- [PROVIDED MATERIAL]:
──────────────────────────────

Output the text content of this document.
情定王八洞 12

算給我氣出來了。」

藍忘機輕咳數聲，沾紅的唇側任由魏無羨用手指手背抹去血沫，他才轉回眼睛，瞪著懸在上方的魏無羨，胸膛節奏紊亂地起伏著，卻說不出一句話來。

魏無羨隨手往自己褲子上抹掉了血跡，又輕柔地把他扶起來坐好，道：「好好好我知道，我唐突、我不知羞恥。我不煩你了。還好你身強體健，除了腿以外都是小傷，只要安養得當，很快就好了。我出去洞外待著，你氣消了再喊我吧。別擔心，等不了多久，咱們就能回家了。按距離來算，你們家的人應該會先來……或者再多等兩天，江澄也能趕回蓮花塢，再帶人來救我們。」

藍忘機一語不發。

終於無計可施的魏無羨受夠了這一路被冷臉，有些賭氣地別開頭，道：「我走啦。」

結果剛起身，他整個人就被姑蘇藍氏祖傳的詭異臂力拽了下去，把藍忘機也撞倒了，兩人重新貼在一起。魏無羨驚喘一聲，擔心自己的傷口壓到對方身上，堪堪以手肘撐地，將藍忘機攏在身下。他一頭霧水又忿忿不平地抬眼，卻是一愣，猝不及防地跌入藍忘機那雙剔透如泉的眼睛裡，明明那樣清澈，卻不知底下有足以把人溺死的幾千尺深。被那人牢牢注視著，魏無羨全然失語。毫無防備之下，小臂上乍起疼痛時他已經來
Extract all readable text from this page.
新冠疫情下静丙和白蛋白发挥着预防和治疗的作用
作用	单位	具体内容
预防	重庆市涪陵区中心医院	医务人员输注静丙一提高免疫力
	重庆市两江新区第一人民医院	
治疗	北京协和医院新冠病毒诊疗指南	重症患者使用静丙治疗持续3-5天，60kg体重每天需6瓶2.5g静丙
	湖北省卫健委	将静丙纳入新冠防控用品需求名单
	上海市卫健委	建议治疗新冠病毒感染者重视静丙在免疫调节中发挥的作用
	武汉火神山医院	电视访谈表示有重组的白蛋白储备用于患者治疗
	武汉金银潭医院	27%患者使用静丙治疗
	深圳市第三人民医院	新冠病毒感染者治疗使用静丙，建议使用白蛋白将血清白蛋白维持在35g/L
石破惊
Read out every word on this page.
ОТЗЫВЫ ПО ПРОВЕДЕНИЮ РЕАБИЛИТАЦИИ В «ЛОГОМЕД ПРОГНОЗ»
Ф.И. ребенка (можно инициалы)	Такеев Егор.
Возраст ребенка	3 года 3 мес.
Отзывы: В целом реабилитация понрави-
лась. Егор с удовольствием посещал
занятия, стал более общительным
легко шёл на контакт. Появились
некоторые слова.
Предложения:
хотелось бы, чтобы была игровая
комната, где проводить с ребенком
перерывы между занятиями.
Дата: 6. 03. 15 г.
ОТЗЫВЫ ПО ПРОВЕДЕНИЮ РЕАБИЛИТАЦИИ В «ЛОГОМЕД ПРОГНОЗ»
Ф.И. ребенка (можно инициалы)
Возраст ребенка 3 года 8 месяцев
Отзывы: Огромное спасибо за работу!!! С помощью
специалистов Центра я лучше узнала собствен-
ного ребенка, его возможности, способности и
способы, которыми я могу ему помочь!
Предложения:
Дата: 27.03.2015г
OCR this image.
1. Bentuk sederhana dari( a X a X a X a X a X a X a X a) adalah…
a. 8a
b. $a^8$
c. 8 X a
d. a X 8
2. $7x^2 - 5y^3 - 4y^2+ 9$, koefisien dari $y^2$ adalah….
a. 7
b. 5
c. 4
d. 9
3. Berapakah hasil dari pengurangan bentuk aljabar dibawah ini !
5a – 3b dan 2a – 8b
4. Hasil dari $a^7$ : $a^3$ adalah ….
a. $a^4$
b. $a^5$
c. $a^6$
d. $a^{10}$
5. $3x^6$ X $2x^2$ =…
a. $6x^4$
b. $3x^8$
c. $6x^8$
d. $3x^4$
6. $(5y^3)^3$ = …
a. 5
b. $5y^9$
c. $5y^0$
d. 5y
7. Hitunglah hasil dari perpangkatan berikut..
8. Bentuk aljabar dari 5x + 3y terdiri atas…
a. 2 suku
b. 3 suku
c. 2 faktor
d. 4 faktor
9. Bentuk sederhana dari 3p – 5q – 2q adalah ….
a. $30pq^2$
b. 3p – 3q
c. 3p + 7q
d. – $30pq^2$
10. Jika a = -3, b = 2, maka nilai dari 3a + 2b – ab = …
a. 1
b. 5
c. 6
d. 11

──────────────────────────────

- [WRITTEN EXERCISE]: Each line of the listing should be echoed back exactly.

- [REPLY TO THE TASK]:
Output the text content of this document.
情定王八洞 12

算給我氣出來了。」

藍忘機輕咳數聲，沾紅的唇側任由魏無羨用手指手背抹去血沫，他才轉回眼睛，瞪著懸在上方的魏無羨，胸膛節奏紊亂地起伏著，卻說不出一句話來。

魏無羨隨手往自己褲子上抹掉了血跡，又輕柔地把他扶起來坐好，道：「好好好我知道，我唐突、我不知羞恥。我不煩你了。還好你身強體健，除了腿以外都是小傷，只要安養得當，很快就好了。我出去洞外待著，你氣消了再喊我吧。別擔心，等不了多久，咱們就能回家了。按距離來算，你們家的人應該會先來……或者再多等兩天，江澄也能趕回蓮花塢，再帶人來救我們。」

藍忘機一語不發。

終於無計可施的魏無羨受夠了這一路被冷臉，有些賭氣地別開頭，道：「我走啦。」

結果剛起身，他整個人就被姑蘇藍氏祖傳的詭異臂力拽了下去，把藍忘機也撞倒了，兩人重新貼在一起。魏無羨驚喘一聲，擔心自己的傷口壓到對方身上，堪堪以手肘撐地，將藍忘機攏在身下。他一頭霧水又忿忿不平地抬眼，卻是一愣，猝不及防地跌入藍忘機那雙剔透如泉的眼睛裡，明明那樣清澈，卻不知底下有足以把人溺死的幾千尺深。被那人牢牢注視著，魏無羨全然失語。毫無防備之下，小臂上乍起疼痛時他已經來
Extract all readable text from this page.
新冠疫情下静丙和白蛋白发挥着预防和治疗的作用
作用	单位	具体内容
预防	重庆市涪陵区中心医院	医务人员输注静丙一提高免疫力
	重庆市两江新区第一人民医院	
治疗	北京协和医院新冠病毒诊疗指南	重症患者使用静丙治疗持续3-5天，60kg体重每天需6瓶2.5g静丙
	湖北省卫健委	将静丙纳入新冠防控用品需求名单
	上海市卫健委	建议治疗新冠病毒感染者重视静丙在免疫调节中发挥的作用
	武汉火神山医院	电视访谈表示有重组的白蛋白储备用于患者治疗
	武汉金银潭医院	27%患者使用静丙治疗
	深圳市第三人民医院	新冠病毒感染者治疗使用静丙，建议使用白蛋白将血清白蛋白维持在35g/L
石破惊
Read out every word on this page.
ОТЗЫВЫ ПО ПРОВЕДЕНИЮ РЕАБИЛИТАЦИИ В «ЛОГОМЕД ПРОГНОЗ»
Ф.И. ребенка (можно инициалы)	Такеев Егор.
Возраст ребенка	3 года 3 мес.
Отзывы: В целом реабилитация понрави-
лась. Егор с удовольствием посещал
занятия, стал более общительным
легко шёл на контакт. Появились
некоторые слова.
Предложения:
хотелось бы, чтобы была игровая
комната, где проводить с ребенком
перерывы между занятиями.
Дата: 6. 03. 15 г.
ОТЗЫВЫ ПО ПРОВЕДЕНИЮ РЕАБИЛИТАЦИИ В «ЛОГОМЕД ПРОГНОЗ»
Ф.И. ребенка (можно инициалы)
Возраст ребенка 3 года 8 месяцев
Отзывы: Огромное спасибо за работу!!! С помощью
специалистов Центра я лучше узнала собствен-
ного ребенка, его возможности, способности и
способы, которыми я могу ему помочь!
Предложения:
Дата: 27.03.2015г
OCR this image.
1. Bentuk sederhana dari( a X a X a X a X a X a X a X a) adalah…
a. 8a
b. $a^8$
c. 8 X a
d. a X 8
2. $7x^2 - 5y^3 - 4y^2+ 9$, koefisien dari $y^2$ adalah….
a. 7
b. 5
c. 4
d. 9
3. Berapakah hasil dari pengurangan bentuk aljabar dibawah ini !
5a – 3b dan 2a – 8b
4. Hasil dari $a^7$ : $a^3$ adalah ….
a. $a^4$
b. $a^5$
c. $a^6$
d. $a^{10}$
5. $3x^6$ X $2x^2$ =…
a. $6x^4$
b. $3x^8$
c. $6x^8$
d. $3x^4$
6. $(5y^3)^3$ = …
a. 5
b. $5y^9$
c. $5y^0$
d. 5y
7. Hitunglah hasil dari perpangkatan berikut..
8. Bentuk aljabar dari 5x + 3y terdiri atas…
a. 2 suku
b. 3 suku
c. 2 faktor
d. 4 faktor
9. Bentuk sederhana dari 3p – 5q – 2q adalah ….
a. $30pq^2$
b. 3p – 3q
c. 3p + 7q
d. – $30pq^2$
10. Jika a = -3, b = 2, maka nilai dari 3a + 2b – ab = …
a. 1
b. 5
c. 6
d. 11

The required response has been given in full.